**THE PROBLEM**: With the pictures omitted, write out the entries that follow exactly as they stand.

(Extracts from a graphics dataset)
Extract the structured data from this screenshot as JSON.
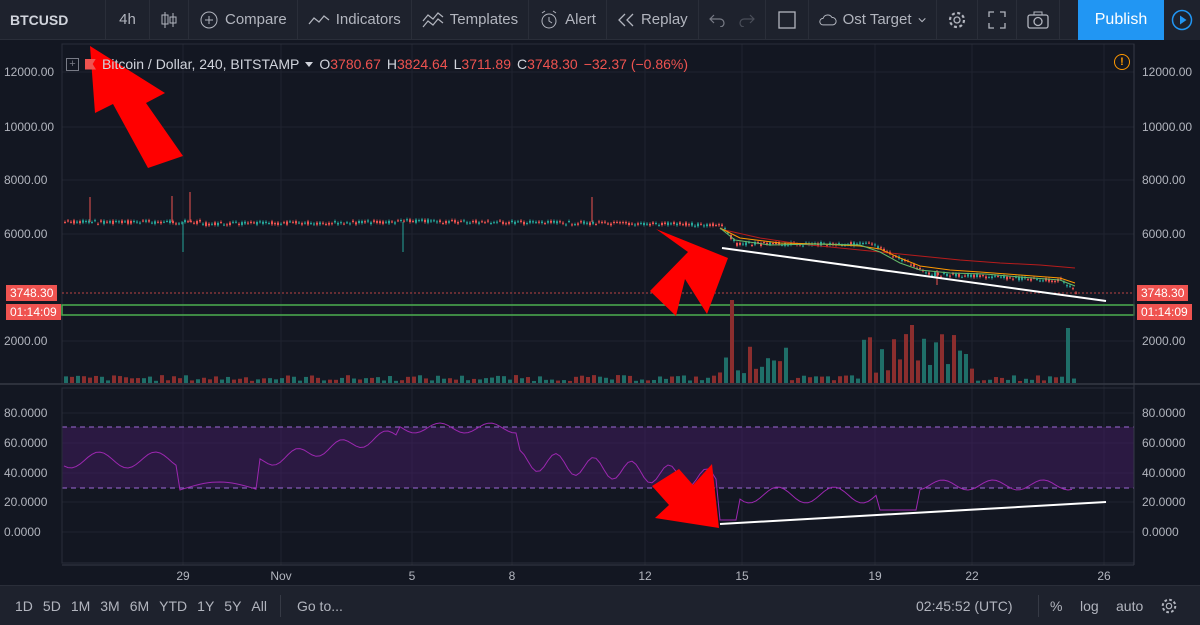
{
  "toolbar": {
    "symbol": "BTCUSD",
    "interval": "4h",
    "compare_label": "Compare",
    "indicators_label": "Indicators",
    "templates_label": "Templates",
    "alert_label": "Alert",
    "replay_label": "Replay",
    "layout_name": "Ost Target",
    "publish_label": "Publish"
  },
  "legend": {
    "name": "Bitcoin / Dollar, 240, BITSTAMP",
    "open_key": "O",
    "open": "3780.67",
    "high_key": "H",
    "high": "3824.64",
    "low_key": "L",
    "low": "3711.89",
    "close_key": "C",
    "close": "3748.30",
    "change": "−32.37 (−0.86%)",
    "alert_symbol": "!"
  },
  "price_axis": {
    "ticks": [
      "12000.00",
      "10000.00",
      "8000.00",
      "6000.00",
      "2000.00"
    ],
    "current_price": "3748.30",
    "countdown": "01:14:09"
  },
  "rsi_axis": {
    "ticks": [
      "80.0000",
      "60.0000",
      "40.0000",
      "20.0000",
      "0.0000"
    ]
  },
  "time_axis": {
    "ticks": [
      "29",
      "Nov",
      "5",
      "8",
      "12",
      "15",
      "19",
      "22",
      "26"
    ]
  },
  "bottombar": {
    "ranges": [
      "1D",
      "5D",
      "1M",
      "3M",
      "6M",
      "YTD",
      "1Y",
      "5Y",
      "All"
    ],
    "goto_label": "Go to...",
    "clock": "02:45:52 (UTC)",
    "percent_label": "%",
    "log_label": "log",
    "auto_label": "auto"
  },
  "colors": {
    "background": "#131722",
    "up": "#26a69a",
    "down": "#ef5350",
    "rsi": "#9c27b0",
    "annotation": "#ff0000",
    "publish": "#2196f3"
  }
}
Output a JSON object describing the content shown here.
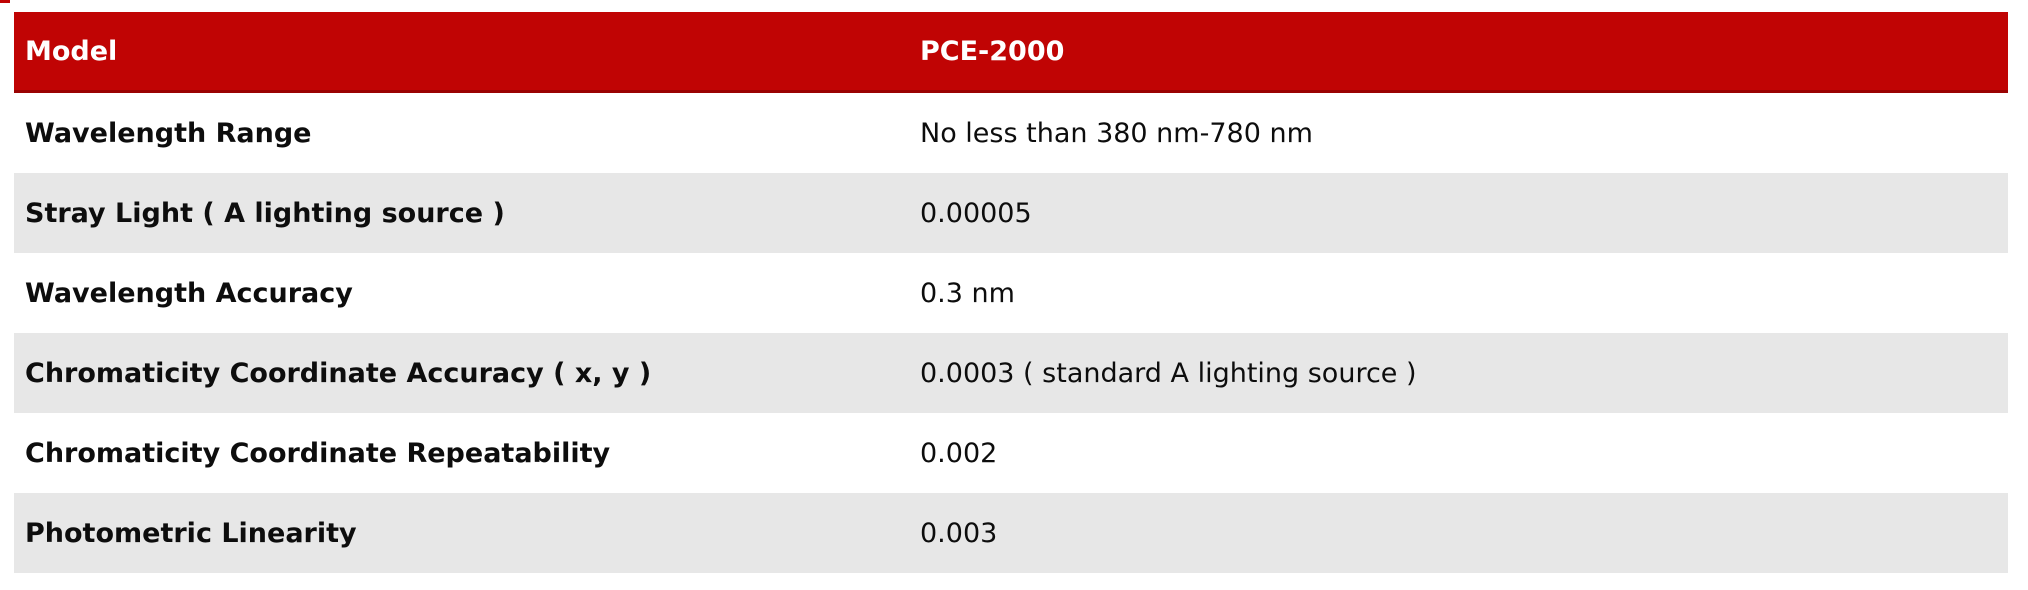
{
  "table": {
    "header": {
      "model_label": "Model",
      "model_value": "PCE-2000"
    },
    "rows": [
      {
        "label": "Wavelength Range",
        "value": "No less than 380 nm-780 nm"
      },
      {
        "label": "Stray Light ( A lighting source )",
        "value": "0.00005"
      },
      {
        "label": "Wavelength Accuracy",
        "value": "0.3 nm"
      },
      {
        "label": "Chromaticity Coordinate Accuracy ( x, y )",
        "value": "0.0003 ( standard A lighting source )"
      },
      {
        "label": "Chromaticity Coordinate Repeatability",
        "value": "0.002"
      },
      {
        "label": "Photometric Linearity",
        "value": "0.003"
      }
    ],
    "colors": {
      "header_bg": "#c00404",
      "header_border_bottom": "#9a0202",
      "header_text": "#ffffff",
      "row_bg": "#ffffff",
      "row_alt_bg": "#e7e7e7",
      "text": "#0d0d0d"
    }
  }
}
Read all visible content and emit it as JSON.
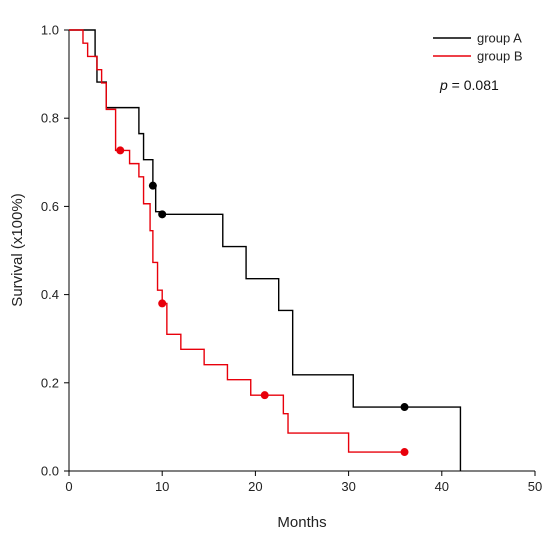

**TASK ANSWER**:
Extract the structured data from this screenshot as JSON.
{
  "toolbar": {
    "symbol": "BTCUSD",
    "interval": "4h",
    "compare_label": "Compare",
    "indicators_label": "Indicators",
    "templates_label": "Templates",
    "alert_label": "Alert",
    "replay_label": "Replay",
    "layout_name": "Ost Target",
    "publish_label": "Publish"
  },
  "legend": {
    "name": "Bitcoin / Dollar, 240, BITSTAMP",
    "open_key": "O",
    "open": "3780.67",
    "high_key": "H",
    "high": "3824.64",
    "low_key": "L",
    "low": "3711.89",
    "close_key": "C",
    "close": "3748.30",
    "change": "−32.37 (−0.86%)",
    "alert_symbol": "!"
  },
  "price_axis": {
    "ticks": [
      "12000.00",
      "10000.00",
      "8000.00",
      "6000.00",
      "2000.00"
    ],
    "current_price": "3748.30",
    "countdown": "01:14:09"
  },
  "rsi_axis": {
    "ticks": [
      "80.0000",
      "60.0000",
      "40.0000",
      "20.0000",
      "0.0000"
    ]
  },
  "time_axis": {
    "ticks": [
      "29",
      "Nov",
      "5",
      "8",
      "12",
      "15",
      "19",
      "22",
      "26"
    ]
  },
  "bottombar": {
    "ranges": [
      "1D",
      "5D",
      "1M",
      "3M",
      "6M",
      "YTD",
      "1Y",
      "5Y",
      "All"
    ],
    "goto_label": "Go to...",
    "clock": "02:45:52 (UTC)",
    "percent_label": "%",
    "log_label": "log",
    "auto_label": "auto"
  },
  "colors": {
    "background": "#131722",
    "up": "#26a69a",
    "down": "#ef5350",
    "rsi": "#9c27b0",
    "annotation": "#ff0000",
    "publish": "#2196f3"
  }
}
Output a JSON object describing the content shown here.
{
  "table": {
    "header": {
      "model_label": "Model",
      "model_value": "PCE-2000"
    },
    "rows": [
      {
        "label": "Wavelength Range",
        "value": "No less than 380 nm-780 nm"
      },
      {
        "label": "Stray Light ( A lighting source )",
        "value": "0.00005"
      },
      {
        "label": "Wavelength Accuracy",
        "value": "0.3 nm"
      },
      {
        "label": "Chromaticity Coordinate Accuracy ( x, y )",
        "value": "0.0003 ( standard A lighting source )"
      },
      {
        "label": "Chromaticity Coordinate Repeatability",
        "value": "0.002"
      },
      {
        "label": "Photometric Linearity",
        "value": "0.003"
      }
    ],
    "colors": {
      "header_bg": "#c00404",
      "header_border_bottom": "#9a0202",
      "header_text": "#ffffff",
      "row_bg": "#ffffff",
      "row_alt_bg": "#e7e7e7",
      "text": "#0d0d0d"
    }
  }
}
Read all visible content and emit it as JSON.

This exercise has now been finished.